• [PAGE EXCERPT]
Couple with ELPA

Author: jeanlucf22

CMakeLists.txt

@@ -382,6 +382,25 @@ if(BML_MAGMA)
   endif()
 endif()
 
+set(BML_ELPA FALSE CACHE BOOL "Whether to use ELPA library")
+if(BML_ELPA)
+  message(STATUS "Search for ELPA in directory ${ELPA_DIR}\n")
+  find_package(ELPA REQUIRED)
+
+  if(${ELPA_FOUND})
+    message(STATUS "ELPA was found:\n"
+      "  ELPA_INCLUDE_DIRS: ${ELPA_INCLUDE_DIRS}\n"
+      "  ELPA_LIBRARY_DIRS: ${ELPA_LIBRARY_DIRS}\n"
+      "  ELPA_LIBRARIES: ${ELPA_LIBRARIES}"
+    )
+    add_definitions(-DBML_USE_ELPA)
+    include_directories(${ELPA_INCLUDE_DIRS})
+    link_directories(${CUDAToolkit_LIBRARY_DIR})
+    link_directories(${ELPA_LIBRARY_DIRS})
+    list(APPEND LINK_LIBRARIES ${ELPA_LIBRARIES})
+  endif()
+endif()
+
 set(BML_SCALAPACK FALSE CACHE BOOL "Whether to use ScaLAPACK library")
 if(BML_SCALAPACK)
   add_definitions(-DBML_USE_SCALAPACK)

build.sh

@@ -94,6 +94,8 @@ EOF
     echo "BML_XSMM                   Build with XSMM             (default is ${BML_XSMM})"
     echo "BML_SCALAPACK              Build with SCALAPACK        (default is ${BML_SCALAPACK})"
     echo "SCALAPACK_LIBRARIES        ScaLapack libraries         (default is '${SCALAPACK_LIBRARIES}')"
+    echo "BML_ELPA                   Build with ELPA             (default is ${BML_ELPA})"
+    echo "ELPA_DIR                   ELPA directory              (default is ${ELPA_DIR})"
     echo "BML_ELLBLOCK_MEMPOOL       Use ellblock memory pool    (default is ${BML_ELLBLOCK_MEMPOOL}"

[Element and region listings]
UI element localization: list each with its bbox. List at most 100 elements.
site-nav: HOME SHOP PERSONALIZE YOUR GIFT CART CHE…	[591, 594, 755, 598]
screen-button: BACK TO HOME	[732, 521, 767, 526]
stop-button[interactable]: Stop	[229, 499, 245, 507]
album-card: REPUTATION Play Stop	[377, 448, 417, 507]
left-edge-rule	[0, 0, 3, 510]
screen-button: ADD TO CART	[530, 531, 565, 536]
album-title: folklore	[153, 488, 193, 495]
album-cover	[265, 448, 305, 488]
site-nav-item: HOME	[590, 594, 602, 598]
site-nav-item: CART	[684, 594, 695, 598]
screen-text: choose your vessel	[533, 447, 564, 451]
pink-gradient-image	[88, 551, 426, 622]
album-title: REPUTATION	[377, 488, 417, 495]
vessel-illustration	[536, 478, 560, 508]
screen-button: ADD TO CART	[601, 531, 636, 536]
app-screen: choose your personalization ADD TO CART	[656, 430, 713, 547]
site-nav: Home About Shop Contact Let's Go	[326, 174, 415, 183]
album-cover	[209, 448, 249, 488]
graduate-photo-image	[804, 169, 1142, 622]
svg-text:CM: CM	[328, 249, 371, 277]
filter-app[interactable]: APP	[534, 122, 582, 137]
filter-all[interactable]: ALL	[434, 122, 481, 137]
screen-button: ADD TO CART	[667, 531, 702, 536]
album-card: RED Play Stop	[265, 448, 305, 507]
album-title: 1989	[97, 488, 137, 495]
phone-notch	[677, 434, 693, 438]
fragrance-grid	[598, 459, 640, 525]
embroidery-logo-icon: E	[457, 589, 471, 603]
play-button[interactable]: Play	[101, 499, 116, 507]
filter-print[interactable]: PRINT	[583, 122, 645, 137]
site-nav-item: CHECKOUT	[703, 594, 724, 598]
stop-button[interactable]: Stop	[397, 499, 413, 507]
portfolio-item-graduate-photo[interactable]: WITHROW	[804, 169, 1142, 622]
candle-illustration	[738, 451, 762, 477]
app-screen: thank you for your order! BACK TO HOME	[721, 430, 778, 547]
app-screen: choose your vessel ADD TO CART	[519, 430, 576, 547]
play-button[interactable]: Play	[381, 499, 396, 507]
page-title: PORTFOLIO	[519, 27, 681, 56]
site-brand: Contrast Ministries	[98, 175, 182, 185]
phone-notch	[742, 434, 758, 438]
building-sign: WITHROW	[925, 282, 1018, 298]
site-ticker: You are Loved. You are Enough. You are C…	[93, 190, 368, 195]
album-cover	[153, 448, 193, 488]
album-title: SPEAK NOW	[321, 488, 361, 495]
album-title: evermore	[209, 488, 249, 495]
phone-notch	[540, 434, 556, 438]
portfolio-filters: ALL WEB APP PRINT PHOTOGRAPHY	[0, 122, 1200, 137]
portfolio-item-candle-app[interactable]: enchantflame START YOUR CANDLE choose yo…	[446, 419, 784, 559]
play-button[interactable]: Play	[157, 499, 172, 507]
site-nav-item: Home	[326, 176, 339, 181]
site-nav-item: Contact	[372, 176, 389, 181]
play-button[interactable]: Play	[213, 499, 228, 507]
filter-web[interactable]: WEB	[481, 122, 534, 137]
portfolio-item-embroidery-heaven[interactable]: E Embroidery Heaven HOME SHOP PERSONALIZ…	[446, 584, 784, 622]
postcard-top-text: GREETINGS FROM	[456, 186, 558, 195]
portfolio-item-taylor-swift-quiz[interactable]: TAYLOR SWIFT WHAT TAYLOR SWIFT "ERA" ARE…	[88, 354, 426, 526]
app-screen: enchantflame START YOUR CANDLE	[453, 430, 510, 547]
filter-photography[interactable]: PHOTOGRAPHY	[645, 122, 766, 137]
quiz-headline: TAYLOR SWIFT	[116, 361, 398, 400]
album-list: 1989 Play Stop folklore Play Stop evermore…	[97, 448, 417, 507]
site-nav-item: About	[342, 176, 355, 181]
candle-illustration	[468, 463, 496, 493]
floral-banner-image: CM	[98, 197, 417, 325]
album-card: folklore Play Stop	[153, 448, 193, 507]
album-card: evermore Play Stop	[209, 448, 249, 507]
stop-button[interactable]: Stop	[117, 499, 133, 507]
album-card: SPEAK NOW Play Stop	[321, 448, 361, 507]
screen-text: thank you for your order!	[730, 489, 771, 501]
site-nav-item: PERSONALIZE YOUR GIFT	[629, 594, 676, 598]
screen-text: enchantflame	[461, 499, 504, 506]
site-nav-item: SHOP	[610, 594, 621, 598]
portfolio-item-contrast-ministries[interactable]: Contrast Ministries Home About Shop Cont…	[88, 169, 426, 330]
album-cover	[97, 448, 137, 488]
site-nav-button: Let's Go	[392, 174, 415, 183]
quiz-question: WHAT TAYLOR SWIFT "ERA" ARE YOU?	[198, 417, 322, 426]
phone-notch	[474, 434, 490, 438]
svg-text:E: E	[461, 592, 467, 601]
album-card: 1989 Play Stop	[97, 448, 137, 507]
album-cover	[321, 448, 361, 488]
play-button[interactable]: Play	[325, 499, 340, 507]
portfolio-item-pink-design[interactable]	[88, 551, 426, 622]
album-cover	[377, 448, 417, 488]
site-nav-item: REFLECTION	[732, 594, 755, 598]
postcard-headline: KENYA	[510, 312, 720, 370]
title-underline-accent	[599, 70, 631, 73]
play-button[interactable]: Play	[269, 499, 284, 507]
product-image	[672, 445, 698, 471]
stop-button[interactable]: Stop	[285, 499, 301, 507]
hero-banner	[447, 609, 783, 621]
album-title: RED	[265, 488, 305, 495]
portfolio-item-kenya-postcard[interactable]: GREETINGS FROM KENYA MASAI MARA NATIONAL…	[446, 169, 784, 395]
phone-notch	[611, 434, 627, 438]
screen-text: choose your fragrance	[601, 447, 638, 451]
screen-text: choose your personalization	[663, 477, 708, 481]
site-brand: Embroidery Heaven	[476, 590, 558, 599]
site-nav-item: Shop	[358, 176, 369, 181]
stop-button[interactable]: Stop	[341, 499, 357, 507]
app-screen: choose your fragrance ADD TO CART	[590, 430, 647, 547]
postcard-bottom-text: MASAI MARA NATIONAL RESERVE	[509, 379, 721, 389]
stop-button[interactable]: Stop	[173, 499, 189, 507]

• [PROBLEMS TO WORK ON]
[1] Answer these questions about the ELPA diff:
(a) What default value does CMakeLists.txt give the BML_ELPA cache option?
(b) Which definition is added when ELPA is found?
(c) In build.sh, what description is printed for ELPA_DIR?
[2] What does the ELPA diff change? Answer in two sentences.

• [RESPONSES TO THE EXERCISE]
[1]
(a) FALSE
(b) -DBML_USE_ELPA
(c) ELPA directory

[2] The diff adds a BML_ELPA option to CMakeLists.txt, FALSE by default, which makes CMake search for the ELPA package. When ELPA is found, CMake prints its include directories, library directories and libraries, adds the BML_USE_ELPA definition, and adds ELPA's include directories, link directories and libraries to the build; build.sh also gains help lines for BML_ELPA and ELPA_DIR.